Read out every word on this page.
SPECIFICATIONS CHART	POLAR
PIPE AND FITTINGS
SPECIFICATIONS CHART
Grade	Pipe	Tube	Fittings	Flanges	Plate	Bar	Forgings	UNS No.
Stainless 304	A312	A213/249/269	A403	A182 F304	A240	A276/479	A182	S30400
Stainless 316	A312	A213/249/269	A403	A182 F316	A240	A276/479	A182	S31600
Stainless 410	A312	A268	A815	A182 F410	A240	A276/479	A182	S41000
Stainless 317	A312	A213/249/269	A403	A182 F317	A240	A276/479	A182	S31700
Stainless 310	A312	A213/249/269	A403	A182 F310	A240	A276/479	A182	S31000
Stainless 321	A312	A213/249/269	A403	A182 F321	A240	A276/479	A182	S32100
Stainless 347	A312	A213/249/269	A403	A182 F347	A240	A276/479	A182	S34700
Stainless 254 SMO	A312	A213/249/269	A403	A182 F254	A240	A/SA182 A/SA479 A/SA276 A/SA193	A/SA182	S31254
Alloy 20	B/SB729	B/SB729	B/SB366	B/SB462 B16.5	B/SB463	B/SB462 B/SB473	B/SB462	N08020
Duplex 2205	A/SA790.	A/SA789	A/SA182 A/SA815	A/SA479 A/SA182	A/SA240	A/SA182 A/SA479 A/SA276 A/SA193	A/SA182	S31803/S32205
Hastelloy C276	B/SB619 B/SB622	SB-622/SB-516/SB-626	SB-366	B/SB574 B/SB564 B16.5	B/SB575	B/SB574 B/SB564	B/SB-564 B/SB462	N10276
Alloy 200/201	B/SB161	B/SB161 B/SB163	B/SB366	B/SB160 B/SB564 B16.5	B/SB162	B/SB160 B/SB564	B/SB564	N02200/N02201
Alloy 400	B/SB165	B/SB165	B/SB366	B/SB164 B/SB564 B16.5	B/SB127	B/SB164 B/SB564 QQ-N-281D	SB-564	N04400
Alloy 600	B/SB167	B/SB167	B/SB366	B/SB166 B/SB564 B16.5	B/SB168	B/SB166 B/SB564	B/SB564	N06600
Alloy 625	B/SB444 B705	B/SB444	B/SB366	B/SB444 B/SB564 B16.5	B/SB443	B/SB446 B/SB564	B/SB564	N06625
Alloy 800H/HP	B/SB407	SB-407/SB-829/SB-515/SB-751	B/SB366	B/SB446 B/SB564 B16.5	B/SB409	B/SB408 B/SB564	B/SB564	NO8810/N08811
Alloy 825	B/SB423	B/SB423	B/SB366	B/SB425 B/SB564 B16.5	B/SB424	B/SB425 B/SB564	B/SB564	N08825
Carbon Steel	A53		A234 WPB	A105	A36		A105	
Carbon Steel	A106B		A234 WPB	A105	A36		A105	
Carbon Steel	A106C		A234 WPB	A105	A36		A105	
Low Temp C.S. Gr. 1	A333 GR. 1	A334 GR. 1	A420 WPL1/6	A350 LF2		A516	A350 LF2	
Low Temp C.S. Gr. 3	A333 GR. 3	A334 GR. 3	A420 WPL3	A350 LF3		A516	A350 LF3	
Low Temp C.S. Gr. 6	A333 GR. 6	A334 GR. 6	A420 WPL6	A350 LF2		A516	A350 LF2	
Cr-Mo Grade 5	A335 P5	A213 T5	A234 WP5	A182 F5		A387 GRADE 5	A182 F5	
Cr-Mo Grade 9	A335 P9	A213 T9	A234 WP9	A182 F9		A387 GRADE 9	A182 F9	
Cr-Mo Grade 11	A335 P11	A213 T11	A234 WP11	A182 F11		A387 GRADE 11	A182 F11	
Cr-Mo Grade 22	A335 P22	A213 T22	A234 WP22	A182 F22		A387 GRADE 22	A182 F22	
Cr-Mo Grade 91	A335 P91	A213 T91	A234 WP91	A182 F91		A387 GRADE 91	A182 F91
----------------------------------------
Write out the material exactly as given.

• Problem solution:
Read out every word on this page.
SPECIFICATIONS CHART	POLAR
PIPE AND FITTINGS
SPECIFICATIONS CHART
Grade	Pipe	Tube	Fittings	Flanges	Plate	Bar	Forgings	UNS No.
Stainless 304	A312	A213/249/269	A403	A182 F304	A240	A276/479	A182	S30400
Stainless 316	A312	A213/249/269	A403	A182 F316	A240	A276/479	A182	S31600
Stainless 410	A312	A268	A815	A182 F410	A240	A276/479	A182	S41000
Stainless 317	A312	A213/249/269	A403	A182 F317	A240	A276/479	A182	S31700
Stainless 310	A312	A213/249/269	A403	A182 F310	A240	A276/479	A182	S31000
Stainless 321	A312	A213/249/269	A403	A182 F321	A240	A276/479	A182	S32100
Stainless 347	A312	A213/249/269	A403	A182 F347	A240	A276/479	A182	S34700
Stainless 254 SMO	A312	A213/249/269	A403	A182 F254	A240	A/SA182 A/SA479 A/SA276 A/SA193	A/SA182	S31254
Alloy 20	B/SB729	B/SB729	B/SB366	B/SB462 B16.5	B/SB463	B/SB462 B/SB473	B/SB462	N08020
Duplex 2205	A/SA790.	A/SA789	A/SA182 A/SA815	A/SA479 A/SA182	A/SA240	A/SA182 A/SA479 A/SA276 A/SA193	A/SA182	S31803/S32205
Hastelloy C276	B/SB619 B/SB622	SB-622/SB-516/SB-626	SB-366	B/SB574 B/SB564 B16.5	B/SB575	B/SB574 B/SB564	B/SB-564 B/SB462	N10276
Alloy 200/201	B/SB161	B/SB161 B/SB163	B/SB366	B/SB160 B/SB564 B16.5	B/SB162	B/SB160 B/SB564	B/SB564	N02200/N02201
Alloy 400	B/SB165	B/SB165	B/SB366	B/SB164 B/SB564 B16.5	B/SB127	B/SB164 B/SB564 QQ-N-281D	SB-564	N04400
Alloy 600	B/SB167	B/SB167	B/SB366	B/SB166 B/SB564 B16.5	B/SB168	B/SB166 B/SB564	B/SB564	N06600
Alloy 625	B/SB444 B705	B/SB444	B/SB366	B/SB444 B/SB564 B16.5	B/SB443	B/SB446 B/SB564	B/SB564	N06625
Alloy 800H/HP	B/SB407	SB-407/SB-829/SB-515/SB-751	B/SB366	B/SB446 B/SB564 B16.5	B/SB409	B/SB408 B/SB564	B/SB564	NO8810/N08811
Alloy 825	B/SB423	B/SB423	B/SB366	B/SB425 B/SB564 B16.5	B/SB424	B/SB425 B/SB564	B/SB564	N08825
Carbon Steel	A53		A234 WPB	A105	A36		A105	
Carbon Steel	A106B		A234 WPB	A105	A36		A105	
Carbon Steel	A106C		A234 WPB	A105	A36		A105	
Low Temp C.S. Gr. 1	A333 GR. 1	A334 GR. 1	A420 WPL1/6	A350 LF2		A516	A350 LF2	
Low Temp C.S. Gr. 3	A333 GR. 3	A334 GR. 3	A420 WPL3	A350 LF3		A516	A350 LF3	
Low Temp C.S. Gr. 6	A333 GR. 6	A334 GR. 6	A420 WPL6	A350 LF2		A516	A350 LF2	
Cr-Mo Grade 5	A335 P5	A213 T5	A234 WP5	A182 F5		A387 GRADE 5	A182 F5	
Cr-Mo Grade 9	A335 P9	A213 T9	A234 WP9	A182 F9		A387 GRADE 9	A182 F9	
Cr-Mo Grade 11	A335 P11	A213 T11	A234 WP11	A182 F11		A387 GRADE 11	A182 F11	
Cr-Mo Grade 22	A335 P22	A213 T22	A234 WP22	A182 F22		A387 GRADE 22	A182 F22	
Cr-Mo Grade 91	A335 P91	A213 T91	A234 WP91	A182 F91		A387 GRADE 91	A182 F91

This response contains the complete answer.